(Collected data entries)
****

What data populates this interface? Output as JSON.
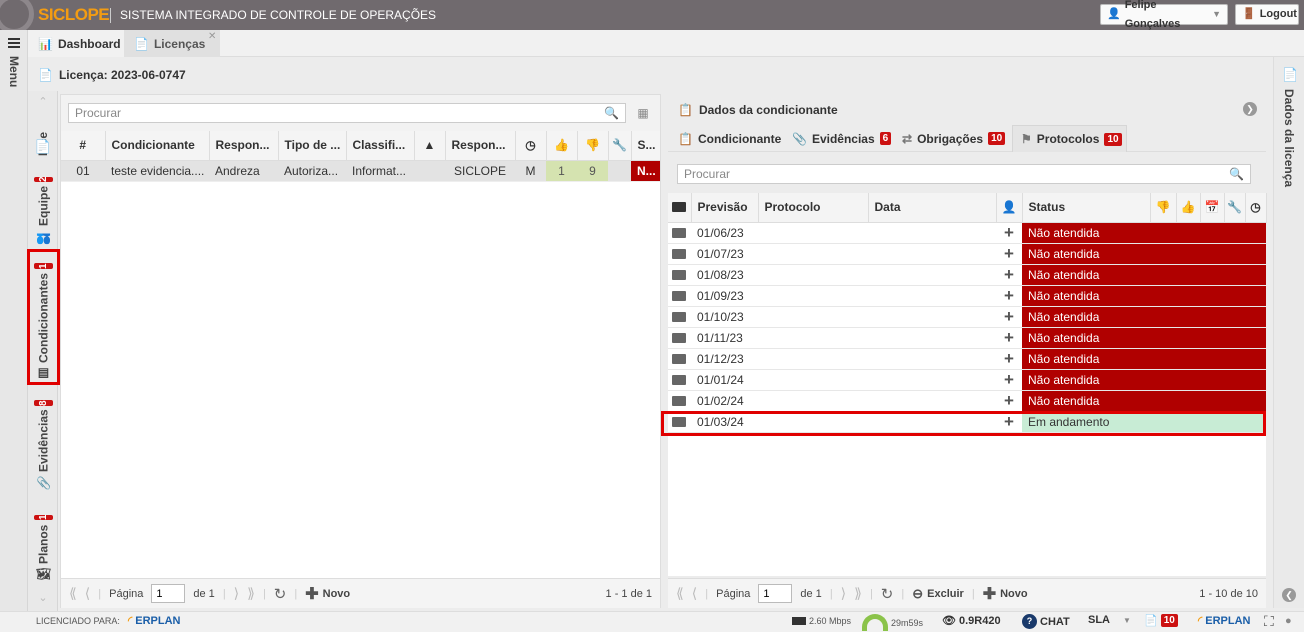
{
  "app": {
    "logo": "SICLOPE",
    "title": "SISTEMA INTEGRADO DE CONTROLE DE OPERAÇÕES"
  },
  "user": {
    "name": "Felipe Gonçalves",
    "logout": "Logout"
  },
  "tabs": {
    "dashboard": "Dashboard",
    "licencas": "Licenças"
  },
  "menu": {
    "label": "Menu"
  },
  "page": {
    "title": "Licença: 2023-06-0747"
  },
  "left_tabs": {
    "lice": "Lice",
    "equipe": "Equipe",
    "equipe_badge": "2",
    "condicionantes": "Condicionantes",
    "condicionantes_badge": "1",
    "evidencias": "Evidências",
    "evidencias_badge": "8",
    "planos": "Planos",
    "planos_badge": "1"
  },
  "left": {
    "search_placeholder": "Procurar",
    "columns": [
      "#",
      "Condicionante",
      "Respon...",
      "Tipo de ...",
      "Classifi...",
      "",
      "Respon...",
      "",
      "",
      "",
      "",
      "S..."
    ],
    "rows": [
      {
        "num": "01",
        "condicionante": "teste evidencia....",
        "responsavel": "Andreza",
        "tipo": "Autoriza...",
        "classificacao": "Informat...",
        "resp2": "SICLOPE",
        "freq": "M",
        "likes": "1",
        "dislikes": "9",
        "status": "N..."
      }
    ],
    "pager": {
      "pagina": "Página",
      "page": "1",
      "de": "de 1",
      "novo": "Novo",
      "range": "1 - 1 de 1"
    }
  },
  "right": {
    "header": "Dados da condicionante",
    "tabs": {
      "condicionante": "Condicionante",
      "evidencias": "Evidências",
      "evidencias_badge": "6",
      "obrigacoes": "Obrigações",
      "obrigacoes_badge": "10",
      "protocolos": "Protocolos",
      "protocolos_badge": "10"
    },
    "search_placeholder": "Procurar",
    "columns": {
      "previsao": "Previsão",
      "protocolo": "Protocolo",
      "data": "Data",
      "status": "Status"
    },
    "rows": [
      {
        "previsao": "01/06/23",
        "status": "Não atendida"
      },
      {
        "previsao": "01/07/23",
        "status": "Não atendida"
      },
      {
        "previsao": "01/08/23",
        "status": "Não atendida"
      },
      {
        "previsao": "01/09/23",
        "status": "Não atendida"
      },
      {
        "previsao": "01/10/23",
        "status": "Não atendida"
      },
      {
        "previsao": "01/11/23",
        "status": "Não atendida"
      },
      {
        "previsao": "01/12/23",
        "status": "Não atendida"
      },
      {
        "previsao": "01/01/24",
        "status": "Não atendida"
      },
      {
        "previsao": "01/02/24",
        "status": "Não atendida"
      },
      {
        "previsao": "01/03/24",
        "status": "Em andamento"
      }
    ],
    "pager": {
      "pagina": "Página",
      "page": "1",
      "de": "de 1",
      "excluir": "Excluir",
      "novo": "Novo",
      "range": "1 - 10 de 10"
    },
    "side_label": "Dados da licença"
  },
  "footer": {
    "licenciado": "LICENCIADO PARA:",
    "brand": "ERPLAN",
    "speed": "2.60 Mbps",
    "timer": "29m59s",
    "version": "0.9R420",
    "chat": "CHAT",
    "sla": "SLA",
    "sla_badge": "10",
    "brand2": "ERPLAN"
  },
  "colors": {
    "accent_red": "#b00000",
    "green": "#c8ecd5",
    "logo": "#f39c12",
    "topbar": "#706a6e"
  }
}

****

● **WHAT YOU NEED TO DO**
Word for word, quote the full listing, omitting every picture.

● **THE COMPLETED TASK**
What data populates this interface? Output as JSON.
{
  "app": {
    "logo": "SICLOPE",
    "title": "SISTEMA INTEGRADO DE CONTROLE DE OPERAÇÕES"
  },
  "user": {
    "name": "Felipe Gonçalves",
    "logout": "Logout"
  },
  "tabs": {
    "dashboard": "Dashboard",
    "licencas": "Licenças"
  },
  "menu": {
    "label": "Menu"
  },
  "page": {
    "title": "Licença: 2023-06-0747"
  },
  "left_tabs": {
    "lice": "Lice",
    "equipe": "Equipe",
    "equipe_badge": "2",
    "condicionantes": "Condicionantes",
    "condicionantes_badge": "1",
    "evidencias": "Evidências",
    "evidencias_badge": "8",
    "planos": "Planos",
    "planos_badge": "1"
  },
  "left": {
    "search_placeholder": "Procurar",
    "columns": [
      "#",
      "Condicionante",
      "Respon...",
      "Tipo de ...",
      "Classifi...",
      "",
      "Respon...",
      "",
      "",
      "",
      "",
      "S..."
    ],
    "rows": [
      {
        "num": "01",
        "condicionante": "teste evidencia....",
        "responsavel": "Andreza",
        "tipo": "Autoriza...",
        "classificacao": "Informat...",
        "resp2": "SICLOPE",
        "freq": "M",
        "likes": "1",
        "dislikes": "9",
        "status": "N..."
      }
    ],
    "pager": {
      "pagina": "Página",
      "page": "1",
      "de": "de 1",
      "novo": "Novo",
      "range": "1 - 1 de 1"
    }
  },
  "right": {
    "header": "Dados da condicionante",
    "tabs": {
      "condicionante": "Condicionante",
      "evidencias": "Evidências",
      "evidencias_badge": "6",
      "obrigacoes": "Obrigações",
      "obrigacoes_badge": "10",
      "protocolos": "Protocolos",
      "protocolos_badge": "10"
    },
    "search_placeholder": "Procurar",
    "columns": {
      "previsao": "Previsão",
      "protocolo": "Protocolo",
      "data": "Data",
      "status": "Status"
    },
    "rows": [
      {
        "previsao": "01/06/23",
        "status": "Não atendida"
      },
      {
        "previsao": "01/07/23",
        "status": "Não atendida"
      },
      {
        "previsao": "01/08/23",
        "status": "Não atendida"
      },
      {
        "previsao": "01/09/23",
        "status": "Não atendida"
      },
      {
        "previsao": "01/10/23",
        "status": "Não atendida"
      },
      {
        "previsao": "01/11/23",
        "status": "Não atendida"
      },
      {
        "previsao": "01/12/23",
        "status": "Não atendida"
      },
      {
        "previsao": "01/01/24",
        "status": "Não atendida"
      },
      {
        "previsao": "01/02/24",
        "status": "Não atendida"
      },
      {
        "previsao": "01/03/24",
        "status": "Em andamento"
      }
    ],
    "pager": {
      "pagina": "Página",
      "page": "1",
      "de": "de 1",
      "excluir": "Excluir",
      "novo": "Novo",
      "range": "1 - 10 de 10"
    },
    "side_label": "Dados da licença"
  },
  "footer": {
    "licenciado": "LICENCIADO PARA:",
    "brand": "ERPLAN",
    "speed": "2.60 Mbps",
    "timer": "29m59s",
    "version": "0.9R420",
    "chat": "CHAT",
    "sla": "SLA",
    "sla_badge": "10",
    "brand2": "ERPLAN"
  },
  "colors": {
    "accent_red": "#b00000",
    "green": "#c8ecd5",
    "logo": "#f39c12",
    "topbar": "#706a6e"
  }
}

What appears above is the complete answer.